Task details →
Copy every line that contains the string "marker" from the entries below.

(Extracted records)
---*---

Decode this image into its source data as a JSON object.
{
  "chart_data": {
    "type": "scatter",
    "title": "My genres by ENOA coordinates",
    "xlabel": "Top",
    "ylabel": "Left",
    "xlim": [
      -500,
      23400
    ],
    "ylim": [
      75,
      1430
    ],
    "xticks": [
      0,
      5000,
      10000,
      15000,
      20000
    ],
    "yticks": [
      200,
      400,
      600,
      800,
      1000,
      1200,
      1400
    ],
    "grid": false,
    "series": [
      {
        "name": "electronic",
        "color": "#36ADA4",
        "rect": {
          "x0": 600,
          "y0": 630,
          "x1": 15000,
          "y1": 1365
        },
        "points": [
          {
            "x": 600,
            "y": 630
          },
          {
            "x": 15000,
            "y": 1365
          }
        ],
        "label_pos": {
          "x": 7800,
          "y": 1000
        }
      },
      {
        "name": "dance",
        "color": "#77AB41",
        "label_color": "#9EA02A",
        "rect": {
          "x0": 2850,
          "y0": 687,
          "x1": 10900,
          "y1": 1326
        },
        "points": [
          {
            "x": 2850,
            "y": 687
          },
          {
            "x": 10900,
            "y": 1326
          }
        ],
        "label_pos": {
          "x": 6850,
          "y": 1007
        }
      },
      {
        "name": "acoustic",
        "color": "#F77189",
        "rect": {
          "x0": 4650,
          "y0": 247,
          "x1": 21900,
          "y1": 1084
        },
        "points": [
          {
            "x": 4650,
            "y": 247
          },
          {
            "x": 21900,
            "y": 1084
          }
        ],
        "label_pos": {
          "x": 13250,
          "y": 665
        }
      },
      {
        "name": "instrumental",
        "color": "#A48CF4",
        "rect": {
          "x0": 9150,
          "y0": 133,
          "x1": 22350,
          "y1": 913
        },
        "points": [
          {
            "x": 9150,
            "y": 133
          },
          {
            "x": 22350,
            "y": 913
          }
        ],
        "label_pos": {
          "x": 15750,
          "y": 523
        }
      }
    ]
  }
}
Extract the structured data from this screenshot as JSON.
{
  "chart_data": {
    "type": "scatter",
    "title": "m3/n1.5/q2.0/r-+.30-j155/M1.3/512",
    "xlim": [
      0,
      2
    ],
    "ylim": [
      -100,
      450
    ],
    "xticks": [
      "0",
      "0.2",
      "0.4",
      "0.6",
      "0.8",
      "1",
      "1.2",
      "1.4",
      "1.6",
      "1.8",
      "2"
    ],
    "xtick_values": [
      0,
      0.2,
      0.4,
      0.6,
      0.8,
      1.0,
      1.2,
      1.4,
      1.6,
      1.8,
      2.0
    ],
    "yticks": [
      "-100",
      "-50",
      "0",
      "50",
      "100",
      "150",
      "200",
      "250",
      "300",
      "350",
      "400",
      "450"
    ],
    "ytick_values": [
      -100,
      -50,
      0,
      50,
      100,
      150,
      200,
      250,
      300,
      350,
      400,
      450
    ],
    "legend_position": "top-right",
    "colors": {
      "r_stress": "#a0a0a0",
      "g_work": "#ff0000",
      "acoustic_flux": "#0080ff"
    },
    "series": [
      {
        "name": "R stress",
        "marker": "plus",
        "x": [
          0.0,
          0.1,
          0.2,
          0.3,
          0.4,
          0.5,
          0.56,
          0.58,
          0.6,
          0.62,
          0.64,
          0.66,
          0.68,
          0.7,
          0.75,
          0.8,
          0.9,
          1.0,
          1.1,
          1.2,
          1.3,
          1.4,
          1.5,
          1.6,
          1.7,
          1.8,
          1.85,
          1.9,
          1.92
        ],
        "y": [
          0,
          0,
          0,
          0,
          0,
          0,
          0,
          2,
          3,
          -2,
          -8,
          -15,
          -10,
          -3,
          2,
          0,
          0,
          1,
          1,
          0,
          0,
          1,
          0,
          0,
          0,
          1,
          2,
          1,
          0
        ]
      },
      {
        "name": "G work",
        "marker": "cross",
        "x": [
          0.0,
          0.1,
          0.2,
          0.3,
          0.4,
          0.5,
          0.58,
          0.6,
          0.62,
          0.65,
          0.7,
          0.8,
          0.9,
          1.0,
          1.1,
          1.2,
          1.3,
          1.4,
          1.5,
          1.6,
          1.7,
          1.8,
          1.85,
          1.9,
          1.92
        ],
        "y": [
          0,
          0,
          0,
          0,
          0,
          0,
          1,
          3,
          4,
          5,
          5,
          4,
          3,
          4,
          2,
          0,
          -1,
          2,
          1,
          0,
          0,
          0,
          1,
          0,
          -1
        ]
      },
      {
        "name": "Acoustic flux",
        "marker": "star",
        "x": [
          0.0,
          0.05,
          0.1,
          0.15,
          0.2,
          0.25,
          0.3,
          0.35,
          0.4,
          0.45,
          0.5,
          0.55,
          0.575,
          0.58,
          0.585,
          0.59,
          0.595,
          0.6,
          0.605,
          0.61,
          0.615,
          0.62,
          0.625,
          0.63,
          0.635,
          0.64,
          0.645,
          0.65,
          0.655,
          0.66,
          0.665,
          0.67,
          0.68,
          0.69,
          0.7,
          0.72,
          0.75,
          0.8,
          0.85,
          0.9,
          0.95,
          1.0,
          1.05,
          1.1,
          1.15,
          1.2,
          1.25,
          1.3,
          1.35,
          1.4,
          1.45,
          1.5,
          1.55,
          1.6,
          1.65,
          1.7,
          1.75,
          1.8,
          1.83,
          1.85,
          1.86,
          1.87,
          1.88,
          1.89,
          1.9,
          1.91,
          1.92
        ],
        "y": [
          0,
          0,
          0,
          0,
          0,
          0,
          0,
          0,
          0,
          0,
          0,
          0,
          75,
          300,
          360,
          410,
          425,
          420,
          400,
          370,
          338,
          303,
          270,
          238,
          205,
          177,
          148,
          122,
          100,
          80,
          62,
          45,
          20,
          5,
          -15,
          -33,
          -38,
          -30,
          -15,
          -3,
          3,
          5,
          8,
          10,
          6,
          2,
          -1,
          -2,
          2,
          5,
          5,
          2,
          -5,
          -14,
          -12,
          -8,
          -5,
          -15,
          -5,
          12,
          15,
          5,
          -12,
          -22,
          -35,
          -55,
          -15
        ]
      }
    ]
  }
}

---*---

Correct output →
        "marker": "plus",
        "marker": "cross",
        "marker": "star",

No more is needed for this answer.